Set problem
Word for word, transcribe the lines below and drop the pictures.

Data records
+ + + + + + +

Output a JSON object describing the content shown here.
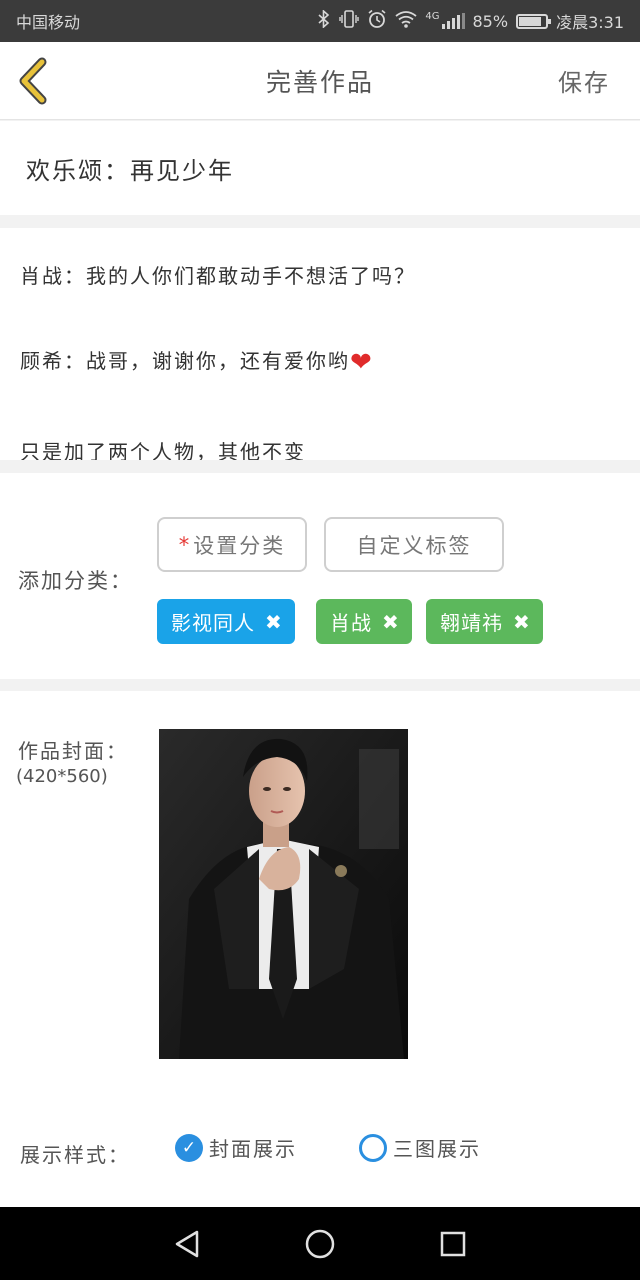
{
  "status_bar": {
    "carrier": "中国移动",
    "network": "4G",
    "battery": "85%",
    "battery_level": 0.85,
    "time": "凌晨3:31"
  },
  "nav": {
    "title": "完善作品",
    "save_label": "保存",
    "back_icon": "chevron-left-icon"
  },
  "work_title": "欢乐颂：再见少年",
  "content": {
    "lines": [
      "肖战：我的人你们都敢动手不想活了吗？",
      "顾希：战哥，谢谢你，还有爱你哟",
      "只是加了两个人物，其他不变"
    ],
    "heart_emoji": "❤"
  },
  "category": {
    "label": "添加分类：",
    "required_mark": "*",
    "set_category_button": "设置分类",
    "custom_tag_button": "自定义标签",
    "tags": [
      {
        "label": "影视同人",
        "color": "#1aa3e8"
      },
      {
        "label": "肖战",
        "color": "#5cb85c"
      },
      {
        "label": "翱靖祎",
        "color": "#5cb85c"
      }
    ],
    "remove_glyph": "✖"
  },
  "cover": {
    "label": "作品封面：",
    "size_hint": "(420*560)"
  },
  "display_style": {
    "label": "展示样式：",
    "options": [
      {
        "label": "封面展示",
        "selected": true
      },
      {
        "label": "三图展示",
        "selected": false
      }
    ]
  },
  "colors": {
    "accent": "#2a8fe0",
    "back_arrow": "#e8c23a",
    "status_bar_bg": "#3b3b3b"
  }
}
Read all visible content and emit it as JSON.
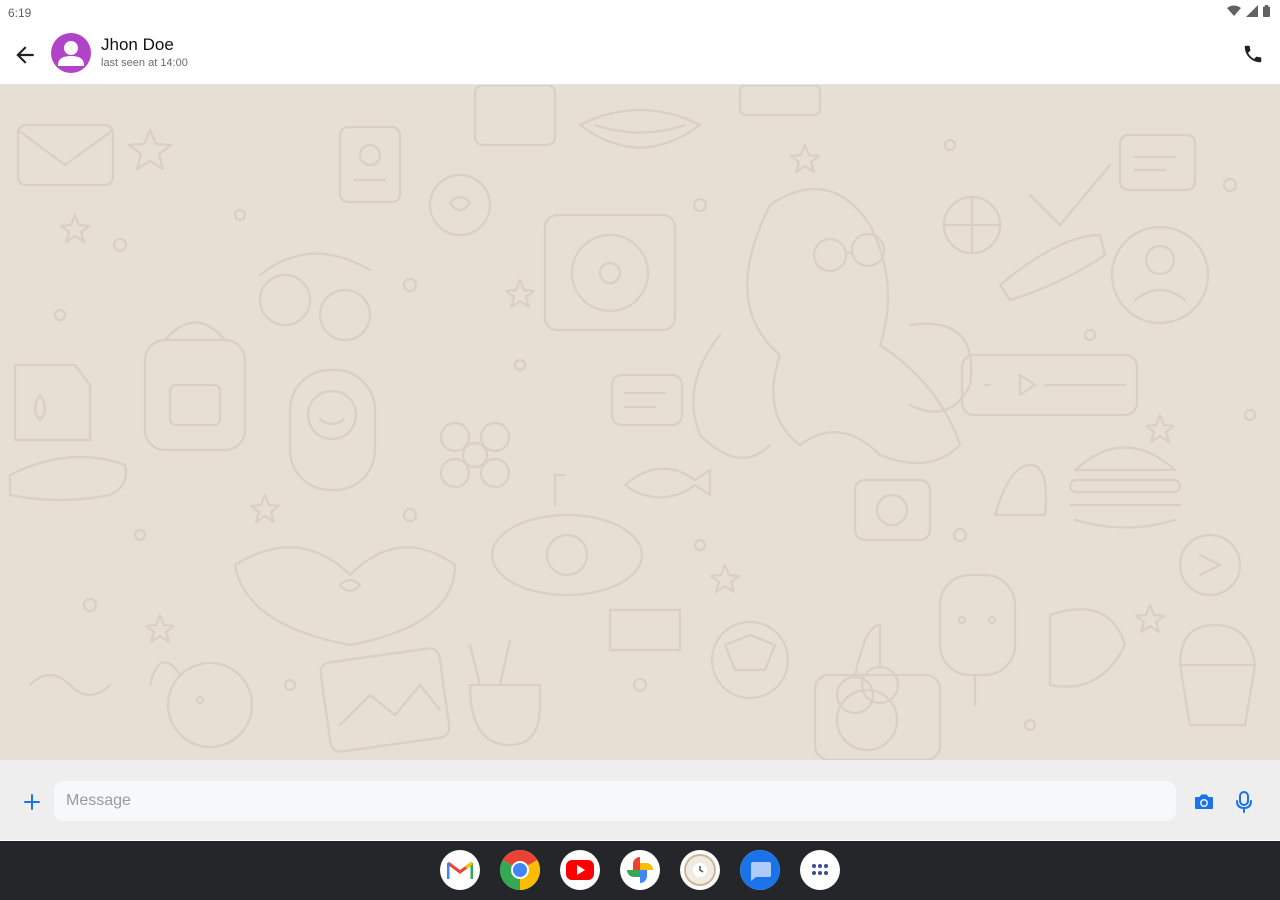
{
  "status_bar": {
    "time": "6:19",
    "icons": [
      "wifi-icon",
      "signal-icon",
      "battery-icon"
    ]
  },
  "header": {
    "contact_name": "Jhon Doe",
    "last_seen": "last seen at 14:00",
    "icons": [
      "back-arrow-icon",
      "avatar-person-icon",
      "phone-icon"
    ],
    "avatar_color": "#b043c8"
  },
  "chat": {
    "background_color": "#e7ded4",
    "wallpaper": "doodle-pattern"
  },
  "composer": {
    "placeholder": "Message",
    "value": "",
    "icons": [
      "plus-icon",
      "camera-icon",
      "mic-icon"
    ],
    "accent_color": "#1a73e8"
  },
  "taskbar": {
    "apps": [
      "gmail-icon",
      "chrome-icon",
      "youtube-icon",
      "photos-icon",
      "clock-app-icon",
      "messages-icon",
      "app-drawer-icon"
    ]
  }
}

+ + + + + + +

Exercise solution
Output a JSON object describing the content shown here.
{
  "status_bar": {
    "carrier": "中国移动",
    "network": "4G",
    "battery": "85%",
    "battery_level": 0.85,
    "time": "凌晨3:31"
  },
  "nav": {
    "title": "完善作品",
    "save_label": "保存",
    "back_icon": "chevron-left-icon"
  },
  "work_title": "欢乐颂：再见少年",
  "content": {
    "lines": [
      "肖战：我的人你们都敢动手不想活了吗？",
      "顾希：战哥，谢谢你，还有爱你哟",
      "只是加了两个人物，其他不变"
    ],
    "heart_emoji": "❤"
  },
  "category": {
    "label": "添加分类：",
    "required_mark": "*",
    "set_category_button": "设置分类",
    "custom_tag_button": "自定义标签",
    "tags": [
      {
        "label": "影视同人",
        "color": "#1aa3e8"
      },
      {
        "label": "肖战",
        "color": "#5cb85c"
      },
      {
        "label": "翱靖祎",
        "color": "#5cb85c"
      }
    ],
    "remove_glyph": "✖"
  },
  "cover": {
    "label": "作品封面：",
    "size_hint": "(420*560)"
  },
  "display_style": {
    "label": "展示样式：",
    "options": [
      {
        "label": "封面展示",
        "selected": true
      },
      {
        "label": "三图展示",
        "selected": false
      }
    ]
  },
  "colors": {
    "accent": "#2a8fe0",
    "back_arrow": "#e8c23a",
    "status_bar_bg": "#3b3b3b"
  }
}
Read all visible content and emit it as JSON.
{
  "status_bar": {
    "time": "6:19",
    "icons": [
      "wifi-icon",
      "signal-icon",
      "battery-icon"
    ]
  },
  "header": {
    "contact_name": "Jhon Doe",
    "last_seen": "last seen at 14:00",
    "icons": [
      "back-arrow-icon",
      "avatar-person-icon",
      "phone-icon"
    ],
    "avatar_color": "#b043c8"
  },
  "chat": {
    "background_color": "#e7ded4",
    "wallpaper": "doodle-pattern"
  },
  "composer": {
    "placeholder": "Message",
    "value": "",
    "icons": [
      "plus-icon",
      "camera-icon",
      "mic-icon"
    ],
    "accent_color": "#1a73e8"
  },
  "taskbar": {
    "apps": [
      "gmail-icon",
      "chrome-icon",
      "youtube-icon",
      "photos-icon",
      "clock-app-icon",
      "messages-icon",
      "app-drawer-icon"
    ]
  }
}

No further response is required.